Records contained in a dataset:
— start —

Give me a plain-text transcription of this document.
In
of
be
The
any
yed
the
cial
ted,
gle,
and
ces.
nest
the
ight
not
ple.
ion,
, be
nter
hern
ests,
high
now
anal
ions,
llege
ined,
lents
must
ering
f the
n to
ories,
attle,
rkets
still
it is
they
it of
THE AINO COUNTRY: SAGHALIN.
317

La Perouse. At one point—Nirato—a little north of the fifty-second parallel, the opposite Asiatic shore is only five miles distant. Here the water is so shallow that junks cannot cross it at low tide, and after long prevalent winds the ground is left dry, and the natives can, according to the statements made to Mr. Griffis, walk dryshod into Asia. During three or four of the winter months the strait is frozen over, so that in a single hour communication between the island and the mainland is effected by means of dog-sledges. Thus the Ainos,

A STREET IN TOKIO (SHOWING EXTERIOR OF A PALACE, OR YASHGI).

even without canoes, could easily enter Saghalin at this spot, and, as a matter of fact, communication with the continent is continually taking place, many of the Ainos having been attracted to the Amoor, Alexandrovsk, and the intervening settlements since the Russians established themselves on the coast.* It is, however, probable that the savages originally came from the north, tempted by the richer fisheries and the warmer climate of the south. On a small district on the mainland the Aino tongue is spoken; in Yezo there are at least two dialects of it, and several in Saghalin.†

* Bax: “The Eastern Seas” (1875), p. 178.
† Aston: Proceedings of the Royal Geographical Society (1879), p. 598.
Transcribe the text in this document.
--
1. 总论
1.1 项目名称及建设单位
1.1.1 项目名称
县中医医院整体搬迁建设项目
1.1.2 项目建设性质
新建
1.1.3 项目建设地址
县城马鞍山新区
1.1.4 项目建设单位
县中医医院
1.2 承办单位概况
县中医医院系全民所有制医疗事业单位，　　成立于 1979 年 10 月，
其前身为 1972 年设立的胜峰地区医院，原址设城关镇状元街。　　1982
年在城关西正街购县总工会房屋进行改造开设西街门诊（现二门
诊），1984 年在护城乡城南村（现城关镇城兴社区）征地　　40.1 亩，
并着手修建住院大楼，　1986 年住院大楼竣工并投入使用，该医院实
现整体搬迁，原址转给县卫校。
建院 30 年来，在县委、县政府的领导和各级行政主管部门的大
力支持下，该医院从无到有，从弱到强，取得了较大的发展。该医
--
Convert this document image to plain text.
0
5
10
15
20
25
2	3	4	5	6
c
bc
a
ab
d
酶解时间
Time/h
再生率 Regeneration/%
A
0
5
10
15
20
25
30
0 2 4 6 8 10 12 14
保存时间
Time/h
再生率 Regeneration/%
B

— end —

Exercise objective:
Retype every entry above, word for word.

Result for this task:
Give me a plain-text transcription of this document.
In
of
be
The
any
yed
the
cial
ted,
gle,
and
ces.
nest
the
ight
not
ple.
ion,
, be
nter
hern
ests,
high
now
anal
ions,
llege
ined,
lents
must
ering
f the
n to
ories,
attle,
rkets
still
it is
they
it of
THE AINO COUNTRY: SAGHALIN.
317

La Perouse. At one point—Nirato—a little north of the fifty-second parallel, the opposite Asiatic shore is only five miles distant. Here the water is so shallow that junks cannot cross it at low tide, and after long prevalent winds the ground is left dry, and the natives can, according to the statements made to Mr. Griffis, walk dryshod into Asia. During three or four of the winter months the strait is frozen over, so that in a single hour communication between the island and the mainland is effected by means of dog-sledges. Thus the Ainos,

A STREET IN TOKIO (SHOWING EXTERIOR OF A PALACE, OR YASHGI).

even without canoes, could easily enter Saghalin at this spot, and, as a matter of fact, communication with the continent is continually taking place, many of the Ainos having been attracted to the Amoor, Alexandrovsk, and the intervening settlements since the Russians established themselves on the coast.* It is, however, probable that the savages originally came from the north, tempted by the richer fisheries and the warmer climate of the south. On a small district on the mainland the Aino tongue is spoken; in Yezo there are at least two dialects of it, and several in Saghalin.†

* Bax: “The Eastern Seas” (1875), p. 178.
† Aston: Proceedings of the Royal Geographical Society (1879), p. 598.
Transcribe the text in this document.
--
1. 总论
1.1 项目名称及建设单位
1.1.1 项目名称
县中医医院整体搬迁建设项目
1.1.2 项目建设性质
新建
1.1.3 项目建设地址
县城马鞍山新区
1.1.4 项目建设单位
县中医医院
1.2 承办单位概况
县中医医院系全民所有制医疗事业单位，　　成立于 1979 年 10 月，
其前身为 1972 年设立的胜峰地区医院，原址设城关镇状元街。　　1982
年在城关西正街购县总工会房屋进行改造开设西街门诊（现二门
诊），1984 年在护城乡城南村（现城关镇城兴社区）征地　　40.1 亩，
并着手修建住院大楼，　1986 年住院大楼竣工并投入使用，该医院实
现整体搬迁，原址转给县卫校。
建院 30 年来，在县委、县政府的领导和各级行政主管部门的大
力支持下，该医院从无到有，从弱到强，取得了较大的发展。该医
--
Convert this document image to plain text.
0
5
10
15
20
25
2	3	4	5	6
c
bc
a
ab
d
酶解时间
Time/h
再生率 Regeneration/%
A
0
5
10
15
20
25
30
0 2 4 6 8 10 12 14
保存时间
Time/h
再生率 Regeneration/%
B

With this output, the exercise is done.